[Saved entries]
►

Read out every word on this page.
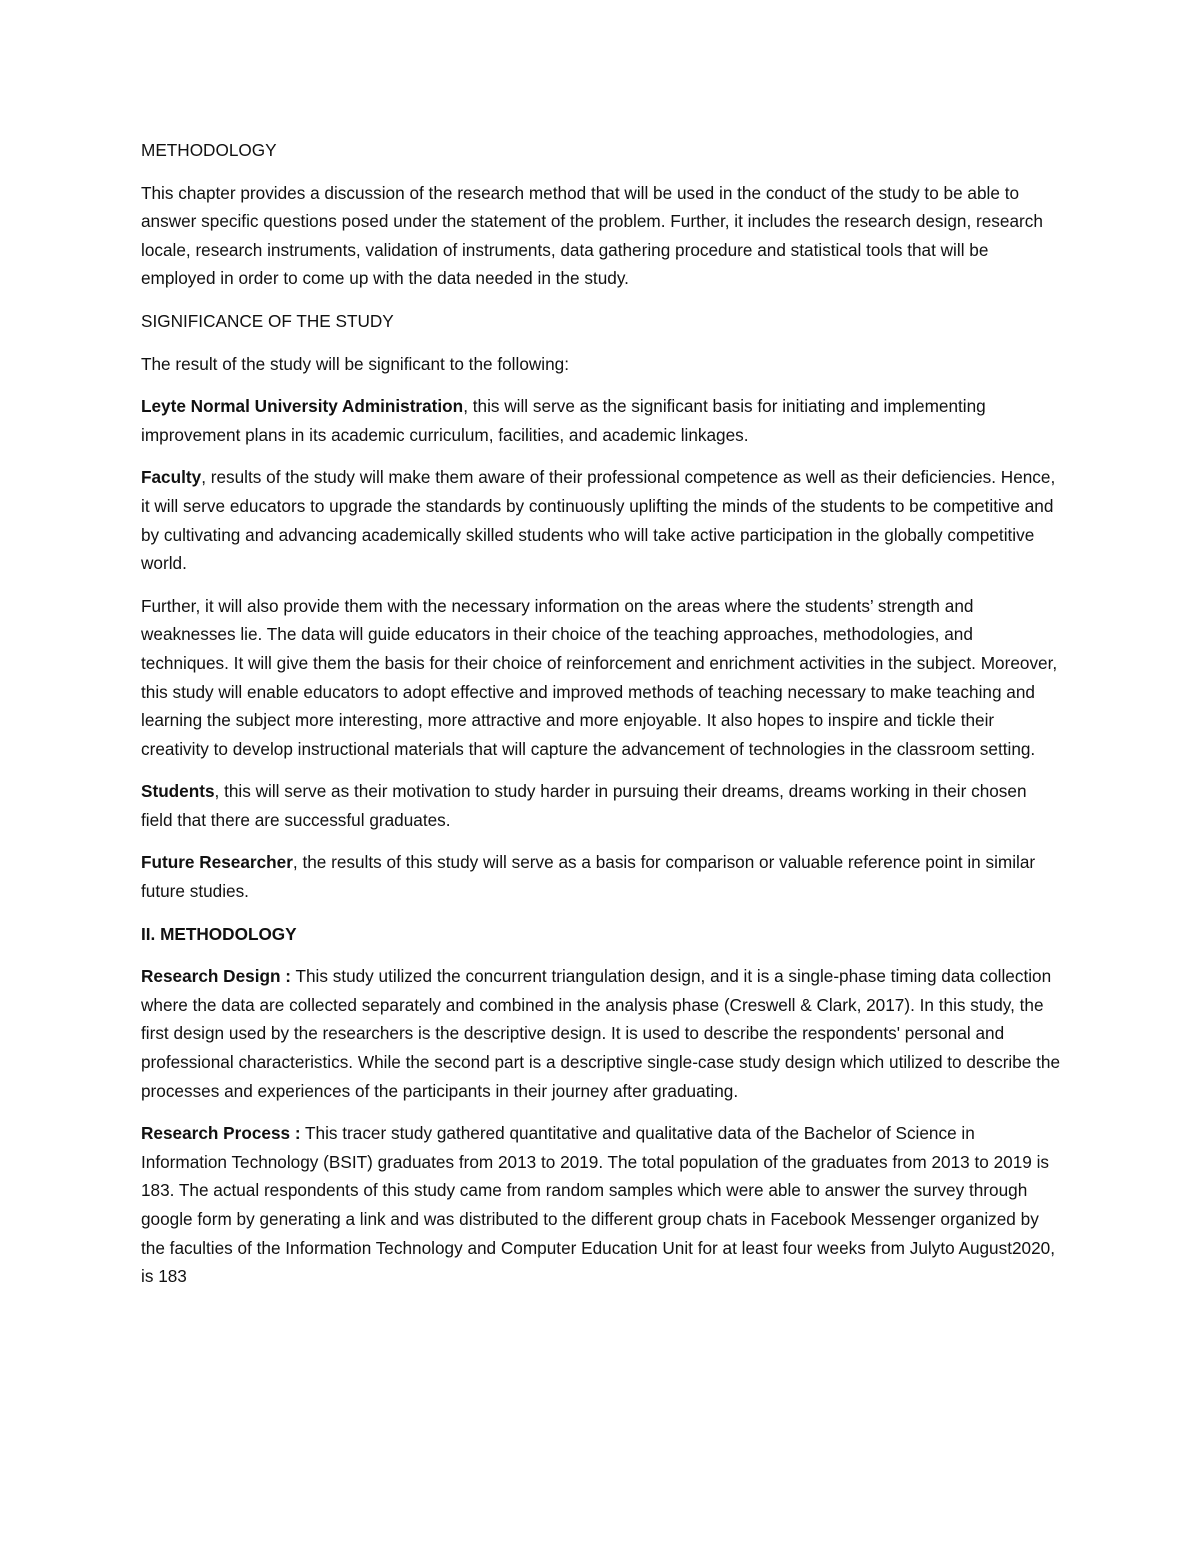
METHODOLOGY

This chapter provides a discussion of the research method that will be used in the conduct of the study to be able to answer specific questions posed under the statement of the problem. Further, it includes the research design, research locale, research instruments, validation of instruments, data gathering procedure and statistical tools that will be employed in order to come up with the data needed in the study.

SIGNIFICANCE OF THE STUDY

The result of the study will be significant to the following:

Leyte Normal University Administration, this will serve as the significant basis for initiating and implementing improvement plans in its academic curriculum, facilities, and academic linkages.

Faculty, results of the study will make them aware of their professional competence as well as their deficiencies. Hence, it will serve educators to upgrade the standards by continuously uplifting the minds of the students to be competitive and by cultivating and advancing academically skilled students who will take active participation in the globally competitive world.

Further, it will also provide them with the necessary information on the areas where the students’ strength and weaknesses lie. The data will guide educators in their choice of the teaching approaches, methodologies, and techniques. It will give them the basis for their choice of reinforcement and enrichment activities in the subject. Moreover, this study will enable educators to adopt effective and improved methods of teaching necessary to make teaching and learning the subject more interesting, more attractive and more enjoyable. It also hopes to inspire and tickle their creativity to develop instructional materials that will capture the advancement of technologies in the classroom setting.

Students, this will serve as their motivation to study harder in pursuing their dreams, dreams working in their chosen field that there are successful graduates.

Future Researcher, the results of this study will serve as a basis for comparison or valuable reference point in similar future studies.

II. METHODOLOGY

Research Design : This study utilized the concurrent triangulation design, and it is a single-phase timing data collection where the data are collected separately and combined in the analysis phase (Creswell & Clark, 2017). In this study, the first design used by the researchers is the descriptive design. It is used to describe the respondents' personal and professional characteristics. While the second part is a descriptive single-case study design which utilized to describe the processes and experiences of the participants in their journey after graduating.

Research Process : This tracer study gathered quantitative and qualitative data of the Bachelor of Science in Information Technology (BSIT) graduates from 2013 to 2019. The total population of the graduates from 2013 to 2019 is 183. The actual respondents of this study came from random samples which were able to answer the survey through google form by generating a link and was distributed to the different group chats in Facebook Messenger organized by the faculties of the Information Technology and Computer Education Unit for at least four weeks from Julyto August2020, is 183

◄

Please set down each line of the data above exactly as written, without the pictures.

Read out every word on this page.
METHODOLOGY

This chapter provides a discussion of the research method that will be used in the conduct of the study to be able to answer specific questions posed under the statement of the problem. Further, it includes the research design, research locale, research instruments, validation of instruments, data gathering procedure and statistical tools that will be employed in order to come up with the data needed in the study.

SIGNIFICANCE OF THE STUDY

The result of the study will be significant to the following:

Leyte Normal University Administration, this will serve as the significant basis for initiating and implementing improvement plans in its academic curriculum, facilities, and academic linkages.

Faculty, results of the study will make them aware of their professional competence as well as their deficiencies. Hence, it will serve educators to upgrade the standards by continuously uplifting the minds of the students to be competitive and by cultivating and advancing academically skilled students who will take active participation in the globally competitive world.

Further, it will also provide them with the necessary information on the areas where the students’ strength and weaknesses lie. The data will guide educators in their choice of the teaching approaches, methodologies, and techniques. It will give them the basis for their choice of reinforcement and enrichment activities in the subject. Moreover, this study will enable educators to adopt effective and improved methods of teaching necessary to make teaching and learning the subject more interesting, more attractive and more enjoyable. It also hopes to inspire and tickle their creativity to develop instructional materials that will capture the advancement of technologies in the classroom setting.

Students, this will serve as their motivation to study harder in pursuing their dreams, dreams working in their chosen field that there are successful graduates.

Future Researcher, the results of this study will serve as a basis for comparison or valuable reference point in similar future studies.

II. METHODOLOGY

Research Design : This study utilized the concurrent triangulation design, and it is a single-phase timing data collection where the data are collected separately and combined in the analysis phase (Creswell & Clark, 2017). In this study, the first design used by the researchers is the descriptive design. It is used to describe the respondents' personal and professional characteristics. While the second part is a descriptive single-case study design which utilized to describe the processes and experiences of the participants in their journey after graduating.

Research Process : This tracer study gathered quantitative and qualitative data of the Bachelor of Science in Information Technology (BSIT) graduates from 2013 to 2019. The total population of the graduates from 2013 to 2019 is 183. The actual respondents of this study came from random samples which were able to answer the survey through google form by generating a link and was distributed to the different group chats in Facebook Messenger organized by the faculties of the Information Technology and Computer Education Unit for at least four weeks from Julyto August2020, is 183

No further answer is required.